» **PROBLEM REQUIREMENTS**: Find every line in the records below that holds the word "Design" and copy it.

___ GIVEN DATA ___

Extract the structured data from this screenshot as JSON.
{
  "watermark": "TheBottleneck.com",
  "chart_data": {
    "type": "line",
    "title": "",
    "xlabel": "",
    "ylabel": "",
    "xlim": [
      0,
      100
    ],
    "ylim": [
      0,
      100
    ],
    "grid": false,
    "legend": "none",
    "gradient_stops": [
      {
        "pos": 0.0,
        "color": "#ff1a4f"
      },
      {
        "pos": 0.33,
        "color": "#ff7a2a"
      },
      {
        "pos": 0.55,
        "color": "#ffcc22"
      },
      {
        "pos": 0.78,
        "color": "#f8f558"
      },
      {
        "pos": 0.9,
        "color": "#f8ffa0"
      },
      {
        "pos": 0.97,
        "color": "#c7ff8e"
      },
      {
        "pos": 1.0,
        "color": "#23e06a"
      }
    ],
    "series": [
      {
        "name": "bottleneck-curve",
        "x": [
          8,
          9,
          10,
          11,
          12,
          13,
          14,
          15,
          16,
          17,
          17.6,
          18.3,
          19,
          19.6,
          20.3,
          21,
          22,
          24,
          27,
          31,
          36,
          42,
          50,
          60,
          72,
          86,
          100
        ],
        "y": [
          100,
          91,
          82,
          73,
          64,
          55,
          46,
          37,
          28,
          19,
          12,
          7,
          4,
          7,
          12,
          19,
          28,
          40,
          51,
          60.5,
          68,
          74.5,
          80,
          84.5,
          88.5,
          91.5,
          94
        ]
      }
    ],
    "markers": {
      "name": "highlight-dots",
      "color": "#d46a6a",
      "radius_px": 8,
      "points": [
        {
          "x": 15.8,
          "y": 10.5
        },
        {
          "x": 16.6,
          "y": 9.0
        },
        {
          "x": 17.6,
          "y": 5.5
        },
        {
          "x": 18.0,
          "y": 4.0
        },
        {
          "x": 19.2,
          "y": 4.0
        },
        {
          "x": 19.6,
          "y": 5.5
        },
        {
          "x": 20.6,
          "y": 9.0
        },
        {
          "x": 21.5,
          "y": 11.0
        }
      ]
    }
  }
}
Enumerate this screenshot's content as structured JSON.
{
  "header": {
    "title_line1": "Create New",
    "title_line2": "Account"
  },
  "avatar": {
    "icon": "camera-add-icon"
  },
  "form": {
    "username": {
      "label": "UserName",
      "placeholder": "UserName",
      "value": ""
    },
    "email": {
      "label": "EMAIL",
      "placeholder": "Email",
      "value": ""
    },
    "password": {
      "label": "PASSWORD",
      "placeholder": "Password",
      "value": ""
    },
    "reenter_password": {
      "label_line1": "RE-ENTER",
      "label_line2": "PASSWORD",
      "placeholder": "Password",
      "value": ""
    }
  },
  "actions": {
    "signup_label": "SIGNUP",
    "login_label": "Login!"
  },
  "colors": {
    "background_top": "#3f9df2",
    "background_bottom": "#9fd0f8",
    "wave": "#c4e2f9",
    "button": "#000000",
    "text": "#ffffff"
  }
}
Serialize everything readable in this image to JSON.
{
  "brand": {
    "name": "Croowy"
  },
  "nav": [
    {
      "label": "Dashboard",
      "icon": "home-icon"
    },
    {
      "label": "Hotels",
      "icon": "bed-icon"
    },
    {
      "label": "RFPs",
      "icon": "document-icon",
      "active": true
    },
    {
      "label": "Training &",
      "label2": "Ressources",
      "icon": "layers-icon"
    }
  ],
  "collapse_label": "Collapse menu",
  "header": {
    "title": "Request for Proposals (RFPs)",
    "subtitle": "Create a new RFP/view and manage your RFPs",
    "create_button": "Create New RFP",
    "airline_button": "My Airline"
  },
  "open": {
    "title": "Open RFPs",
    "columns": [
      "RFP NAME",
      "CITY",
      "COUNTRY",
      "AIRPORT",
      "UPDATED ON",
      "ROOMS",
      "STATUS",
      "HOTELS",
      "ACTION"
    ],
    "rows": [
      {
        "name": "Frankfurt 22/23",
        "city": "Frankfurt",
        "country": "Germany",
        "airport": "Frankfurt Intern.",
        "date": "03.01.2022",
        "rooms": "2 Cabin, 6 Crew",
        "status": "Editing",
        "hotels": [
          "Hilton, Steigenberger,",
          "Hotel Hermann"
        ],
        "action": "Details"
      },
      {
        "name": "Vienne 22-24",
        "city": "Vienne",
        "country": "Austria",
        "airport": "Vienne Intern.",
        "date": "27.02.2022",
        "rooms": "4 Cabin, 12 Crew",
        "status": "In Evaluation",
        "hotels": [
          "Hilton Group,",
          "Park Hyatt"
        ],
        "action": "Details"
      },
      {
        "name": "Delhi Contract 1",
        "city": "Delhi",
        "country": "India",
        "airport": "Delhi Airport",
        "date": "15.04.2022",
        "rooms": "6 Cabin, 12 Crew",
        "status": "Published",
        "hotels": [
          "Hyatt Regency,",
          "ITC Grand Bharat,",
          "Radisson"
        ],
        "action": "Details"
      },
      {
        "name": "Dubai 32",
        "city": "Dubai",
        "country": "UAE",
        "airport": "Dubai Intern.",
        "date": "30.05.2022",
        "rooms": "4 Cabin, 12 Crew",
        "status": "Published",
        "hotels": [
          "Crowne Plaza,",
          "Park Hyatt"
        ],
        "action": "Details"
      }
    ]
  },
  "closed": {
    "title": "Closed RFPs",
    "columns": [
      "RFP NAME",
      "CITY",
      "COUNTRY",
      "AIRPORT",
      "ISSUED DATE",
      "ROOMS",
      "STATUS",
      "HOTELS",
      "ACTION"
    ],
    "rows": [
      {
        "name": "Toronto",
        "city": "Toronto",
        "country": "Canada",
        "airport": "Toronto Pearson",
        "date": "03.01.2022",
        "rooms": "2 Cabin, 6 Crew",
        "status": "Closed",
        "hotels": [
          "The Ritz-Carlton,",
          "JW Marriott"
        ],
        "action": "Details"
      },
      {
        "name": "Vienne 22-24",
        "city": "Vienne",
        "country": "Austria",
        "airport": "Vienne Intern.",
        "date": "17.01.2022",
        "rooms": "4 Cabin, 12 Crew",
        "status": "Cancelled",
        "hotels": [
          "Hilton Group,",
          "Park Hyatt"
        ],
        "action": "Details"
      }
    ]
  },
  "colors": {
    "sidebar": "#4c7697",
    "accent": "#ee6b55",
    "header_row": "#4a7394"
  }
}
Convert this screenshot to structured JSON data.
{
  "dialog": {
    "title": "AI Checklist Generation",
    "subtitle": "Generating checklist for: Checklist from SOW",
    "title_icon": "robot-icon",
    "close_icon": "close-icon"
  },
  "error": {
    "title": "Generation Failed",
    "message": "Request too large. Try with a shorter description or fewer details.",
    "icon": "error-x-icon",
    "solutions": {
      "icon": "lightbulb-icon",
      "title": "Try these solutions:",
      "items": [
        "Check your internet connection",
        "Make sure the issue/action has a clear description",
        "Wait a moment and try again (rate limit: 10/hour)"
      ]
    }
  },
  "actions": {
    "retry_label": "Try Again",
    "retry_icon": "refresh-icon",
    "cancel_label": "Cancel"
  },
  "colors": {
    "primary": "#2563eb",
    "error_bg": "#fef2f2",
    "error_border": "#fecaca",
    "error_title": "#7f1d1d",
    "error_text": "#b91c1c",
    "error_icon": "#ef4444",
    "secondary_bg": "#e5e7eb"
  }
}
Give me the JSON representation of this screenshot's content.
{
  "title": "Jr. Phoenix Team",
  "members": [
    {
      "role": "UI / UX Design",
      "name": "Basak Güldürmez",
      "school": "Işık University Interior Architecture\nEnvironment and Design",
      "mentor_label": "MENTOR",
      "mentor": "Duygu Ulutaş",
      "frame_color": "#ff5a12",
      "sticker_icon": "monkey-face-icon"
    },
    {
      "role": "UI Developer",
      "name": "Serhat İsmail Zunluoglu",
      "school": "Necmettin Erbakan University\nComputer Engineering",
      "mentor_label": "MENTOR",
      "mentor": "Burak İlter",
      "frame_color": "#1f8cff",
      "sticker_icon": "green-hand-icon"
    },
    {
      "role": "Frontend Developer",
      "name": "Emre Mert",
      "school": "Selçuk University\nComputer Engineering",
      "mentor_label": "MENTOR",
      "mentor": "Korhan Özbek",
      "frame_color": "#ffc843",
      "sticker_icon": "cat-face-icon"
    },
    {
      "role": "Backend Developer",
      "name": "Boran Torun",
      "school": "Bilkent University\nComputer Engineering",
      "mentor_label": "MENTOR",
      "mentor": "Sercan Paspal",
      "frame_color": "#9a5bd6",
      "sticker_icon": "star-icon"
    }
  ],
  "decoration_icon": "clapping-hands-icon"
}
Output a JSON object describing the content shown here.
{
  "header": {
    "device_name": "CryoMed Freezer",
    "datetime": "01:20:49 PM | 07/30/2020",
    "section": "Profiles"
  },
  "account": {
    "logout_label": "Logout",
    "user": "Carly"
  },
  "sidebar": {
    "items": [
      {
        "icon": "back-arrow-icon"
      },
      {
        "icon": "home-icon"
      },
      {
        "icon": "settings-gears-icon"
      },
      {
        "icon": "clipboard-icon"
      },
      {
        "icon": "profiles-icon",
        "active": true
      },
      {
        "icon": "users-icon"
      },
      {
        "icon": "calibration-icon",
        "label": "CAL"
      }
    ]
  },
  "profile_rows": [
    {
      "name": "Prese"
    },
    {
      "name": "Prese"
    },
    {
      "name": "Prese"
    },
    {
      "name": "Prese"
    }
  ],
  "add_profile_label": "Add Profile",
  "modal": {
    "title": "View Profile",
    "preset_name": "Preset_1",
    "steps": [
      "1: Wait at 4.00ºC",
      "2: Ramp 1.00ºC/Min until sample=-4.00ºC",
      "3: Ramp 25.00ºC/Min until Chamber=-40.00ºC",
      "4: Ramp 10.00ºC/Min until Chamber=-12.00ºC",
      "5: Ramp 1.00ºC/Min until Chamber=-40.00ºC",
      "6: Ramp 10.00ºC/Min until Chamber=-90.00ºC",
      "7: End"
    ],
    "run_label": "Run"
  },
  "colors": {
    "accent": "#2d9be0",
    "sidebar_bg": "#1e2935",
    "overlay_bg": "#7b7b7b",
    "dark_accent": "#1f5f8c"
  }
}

___

» **TASK RESPONSE**:
      "role": "UI / UX Design",
      "school": "Işık University Interior Architecture\nEnvironment and Design",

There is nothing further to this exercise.